== WHAT YOU WILL DO ==
Look through the records that follow. Copy every line containing the word "logpsd".

(Source records)

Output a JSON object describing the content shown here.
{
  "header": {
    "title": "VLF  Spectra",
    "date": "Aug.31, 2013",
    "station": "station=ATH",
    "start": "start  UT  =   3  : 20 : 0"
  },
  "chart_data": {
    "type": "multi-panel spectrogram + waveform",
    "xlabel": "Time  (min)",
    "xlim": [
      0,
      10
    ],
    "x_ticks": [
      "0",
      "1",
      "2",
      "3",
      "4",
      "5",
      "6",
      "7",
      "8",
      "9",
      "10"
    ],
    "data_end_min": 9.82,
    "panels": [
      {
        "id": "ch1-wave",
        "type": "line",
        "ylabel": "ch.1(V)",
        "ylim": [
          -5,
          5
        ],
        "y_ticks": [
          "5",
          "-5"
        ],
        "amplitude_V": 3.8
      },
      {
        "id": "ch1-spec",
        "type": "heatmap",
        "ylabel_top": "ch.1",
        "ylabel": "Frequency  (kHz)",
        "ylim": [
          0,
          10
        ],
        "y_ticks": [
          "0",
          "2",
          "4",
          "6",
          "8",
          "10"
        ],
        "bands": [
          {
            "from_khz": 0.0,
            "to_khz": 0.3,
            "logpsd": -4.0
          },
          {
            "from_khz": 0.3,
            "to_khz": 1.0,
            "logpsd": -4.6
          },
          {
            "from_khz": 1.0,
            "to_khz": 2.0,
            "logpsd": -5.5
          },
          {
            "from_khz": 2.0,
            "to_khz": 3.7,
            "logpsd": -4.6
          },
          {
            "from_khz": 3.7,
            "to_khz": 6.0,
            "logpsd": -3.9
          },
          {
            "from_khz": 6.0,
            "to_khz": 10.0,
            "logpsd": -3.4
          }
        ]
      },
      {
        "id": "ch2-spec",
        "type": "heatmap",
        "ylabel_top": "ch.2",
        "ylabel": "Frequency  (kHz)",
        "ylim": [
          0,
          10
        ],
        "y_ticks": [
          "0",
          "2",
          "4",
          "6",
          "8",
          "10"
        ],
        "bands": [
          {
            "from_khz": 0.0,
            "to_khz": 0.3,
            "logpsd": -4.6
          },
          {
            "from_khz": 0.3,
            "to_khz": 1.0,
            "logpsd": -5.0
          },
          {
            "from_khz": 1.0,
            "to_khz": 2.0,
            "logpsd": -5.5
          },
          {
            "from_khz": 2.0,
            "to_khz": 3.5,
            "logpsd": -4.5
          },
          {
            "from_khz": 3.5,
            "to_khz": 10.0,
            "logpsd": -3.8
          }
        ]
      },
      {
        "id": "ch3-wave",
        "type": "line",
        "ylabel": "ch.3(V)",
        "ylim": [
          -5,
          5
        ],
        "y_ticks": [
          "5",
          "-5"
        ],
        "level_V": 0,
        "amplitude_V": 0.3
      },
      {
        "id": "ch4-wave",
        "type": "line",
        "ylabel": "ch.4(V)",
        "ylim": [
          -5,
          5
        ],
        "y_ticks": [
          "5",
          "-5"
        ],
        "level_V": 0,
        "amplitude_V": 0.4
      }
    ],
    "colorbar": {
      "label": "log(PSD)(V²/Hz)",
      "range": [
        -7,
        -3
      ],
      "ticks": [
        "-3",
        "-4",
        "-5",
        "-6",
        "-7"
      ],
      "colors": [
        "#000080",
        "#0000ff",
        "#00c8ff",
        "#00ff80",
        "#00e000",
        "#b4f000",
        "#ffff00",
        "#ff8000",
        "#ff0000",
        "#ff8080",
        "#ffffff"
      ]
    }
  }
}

== SOLUTION FOR THIS EXERCISE ==
            "logpsd": -4.0
            "logpsd": -4.6
            "logpsd": -5.5
            "logpsd": -4.6
            "logpsd": -3.9
            "logpsd": -3.4
            "logpsd": -4.6
            "logpsd": -5.0
            "logpsd": -5.5
            "logpsd": -4.5
            "logpsd": -3.8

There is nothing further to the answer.